__EXCERPTED TEXT__
--------------------
The world over, politics then had precious little to do with ideas. There were exceptions, of course, such as the daring ones that came out of the French and American revolutions, ideas that found their source in the eighteenth-century Enlightenment. But the sweeping economic and social concepts that lay ahead—Karl Marx published the first volume of
Das Kapital
in the Confederation year of 1867—were prompted largely by the search for a response to the human dislocations caused by the Industrial Revolution and the growth of huge, impersonal cities, neither of which had happened yet in overwhelmingly rural Canada. Other than going to war or, the Canadian equivalent, trying to build a nation, governments did precious little. Only the most occasional politician—the high-minded Gladstone in Britain or Bismarck in Germany—thought much about social change and reform. As Goldwin Smith, the Regius Professor of History at Oxford before he transplanted himself to the colony, wrote in sad resignation about Canada, “In this country, what is there for Conservatives to conserve, or for Reformers to reform?”

Macdonald's Scottishness should never be discounted: Scots didn't go in for intellectualizing or for attitudinizing. Essentially, they get on with the job at hand. Inside almost every Scot, though, there is, somewhere, an urge handed down across the generations to behold the Hebrides in dreams. Confederation, while about such practical matters as ending political deadlock, was at
its core an absurdly romantic project. Its end objective was to create a new nation that might actually survive in North America without becoming American. At some level that Macdonald would never allow himself to show, man and mission had to be as one.
--------------------
[Data listing]

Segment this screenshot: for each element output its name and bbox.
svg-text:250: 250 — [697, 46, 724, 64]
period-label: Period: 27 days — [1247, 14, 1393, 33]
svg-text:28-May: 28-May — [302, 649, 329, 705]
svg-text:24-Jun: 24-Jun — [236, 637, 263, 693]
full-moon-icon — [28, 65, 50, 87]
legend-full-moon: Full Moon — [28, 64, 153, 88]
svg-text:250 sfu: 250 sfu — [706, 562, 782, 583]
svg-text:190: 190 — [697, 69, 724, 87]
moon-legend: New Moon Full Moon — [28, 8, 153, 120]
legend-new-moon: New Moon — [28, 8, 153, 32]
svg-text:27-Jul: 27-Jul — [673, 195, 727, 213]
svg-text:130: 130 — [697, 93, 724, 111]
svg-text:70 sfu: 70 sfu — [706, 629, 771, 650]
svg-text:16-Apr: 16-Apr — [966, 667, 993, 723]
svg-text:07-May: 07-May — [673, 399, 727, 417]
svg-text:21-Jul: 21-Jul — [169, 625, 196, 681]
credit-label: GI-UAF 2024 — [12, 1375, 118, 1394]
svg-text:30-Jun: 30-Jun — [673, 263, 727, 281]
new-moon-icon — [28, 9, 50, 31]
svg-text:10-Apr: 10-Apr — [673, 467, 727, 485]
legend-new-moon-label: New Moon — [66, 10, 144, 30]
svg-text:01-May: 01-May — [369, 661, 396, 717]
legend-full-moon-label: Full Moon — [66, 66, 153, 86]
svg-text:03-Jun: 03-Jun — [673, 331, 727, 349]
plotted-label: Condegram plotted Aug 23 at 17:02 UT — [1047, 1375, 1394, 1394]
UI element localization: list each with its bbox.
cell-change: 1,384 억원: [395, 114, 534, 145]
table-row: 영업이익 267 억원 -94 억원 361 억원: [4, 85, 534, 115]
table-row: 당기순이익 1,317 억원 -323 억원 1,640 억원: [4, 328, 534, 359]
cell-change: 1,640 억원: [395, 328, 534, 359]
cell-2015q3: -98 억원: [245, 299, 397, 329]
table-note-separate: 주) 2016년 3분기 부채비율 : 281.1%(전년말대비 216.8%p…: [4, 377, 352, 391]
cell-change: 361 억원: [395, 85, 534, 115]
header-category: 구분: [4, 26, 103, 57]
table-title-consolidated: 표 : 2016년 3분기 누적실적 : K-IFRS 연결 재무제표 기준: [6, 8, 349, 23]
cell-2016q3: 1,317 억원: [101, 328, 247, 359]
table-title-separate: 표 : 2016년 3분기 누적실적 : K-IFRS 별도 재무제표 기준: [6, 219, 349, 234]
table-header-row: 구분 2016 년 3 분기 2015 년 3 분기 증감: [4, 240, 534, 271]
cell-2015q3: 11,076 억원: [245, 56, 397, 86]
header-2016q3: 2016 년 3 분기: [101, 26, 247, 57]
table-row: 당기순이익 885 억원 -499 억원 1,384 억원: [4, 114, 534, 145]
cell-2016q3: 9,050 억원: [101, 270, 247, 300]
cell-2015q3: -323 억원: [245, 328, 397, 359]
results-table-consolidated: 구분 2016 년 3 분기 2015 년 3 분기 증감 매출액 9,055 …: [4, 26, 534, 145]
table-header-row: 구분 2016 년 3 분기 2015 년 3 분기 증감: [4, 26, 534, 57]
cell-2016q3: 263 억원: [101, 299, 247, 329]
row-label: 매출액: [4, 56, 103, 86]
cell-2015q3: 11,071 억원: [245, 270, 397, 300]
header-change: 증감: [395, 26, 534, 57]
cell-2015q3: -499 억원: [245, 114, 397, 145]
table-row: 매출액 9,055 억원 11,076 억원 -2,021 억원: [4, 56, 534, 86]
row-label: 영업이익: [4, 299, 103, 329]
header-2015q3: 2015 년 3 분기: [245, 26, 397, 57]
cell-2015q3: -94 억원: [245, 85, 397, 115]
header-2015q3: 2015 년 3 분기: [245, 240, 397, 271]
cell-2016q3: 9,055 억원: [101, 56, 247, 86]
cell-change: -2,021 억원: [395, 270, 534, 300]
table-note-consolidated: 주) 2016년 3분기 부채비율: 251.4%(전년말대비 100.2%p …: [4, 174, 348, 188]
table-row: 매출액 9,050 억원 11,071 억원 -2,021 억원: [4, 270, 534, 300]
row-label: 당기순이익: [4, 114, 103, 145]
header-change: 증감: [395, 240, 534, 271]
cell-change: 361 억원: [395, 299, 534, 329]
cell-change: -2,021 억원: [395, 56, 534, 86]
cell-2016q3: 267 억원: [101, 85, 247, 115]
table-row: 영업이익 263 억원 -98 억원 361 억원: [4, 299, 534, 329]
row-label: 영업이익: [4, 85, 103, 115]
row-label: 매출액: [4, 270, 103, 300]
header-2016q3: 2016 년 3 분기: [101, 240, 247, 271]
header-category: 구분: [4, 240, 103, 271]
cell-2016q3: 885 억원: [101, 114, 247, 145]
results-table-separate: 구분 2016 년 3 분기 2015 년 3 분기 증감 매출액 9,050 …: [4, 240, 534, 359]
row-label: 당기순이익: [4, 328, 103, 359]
--------------------
__DIRECTION A__
In the passage on Macdonald and Confederation, what position did Goldwin Smith hold at Oxford before he moved to the colony?
__DIRECTION B__
Reproduce the part of the passage on Macdonald and Confederation that opens with the words containing "Macdonald's Scottishness should" and closes with "to be as one.".

__WRITTEN ANSWER A__
He was the Regius Professor of History.

__WRITTEN ANSWER B__
Macdonald's Scottishness should never be discounted: Scots didn't go in for intellectualizing or for attitudinizing. Essentially, they get on with the job at hand. Inside almost every Scot, though, there is, somewhere, an urge handed down across the generations to behold the Hebrides in dreams. Confederation, while about such practical matters as ending political deadlock, was at
its core an absurdly romantic project. Its end objective was to create a new nation that might actually survive in North America without becoming American. At some level that Macdonald would never allow himself to show, man and mission had to be as one.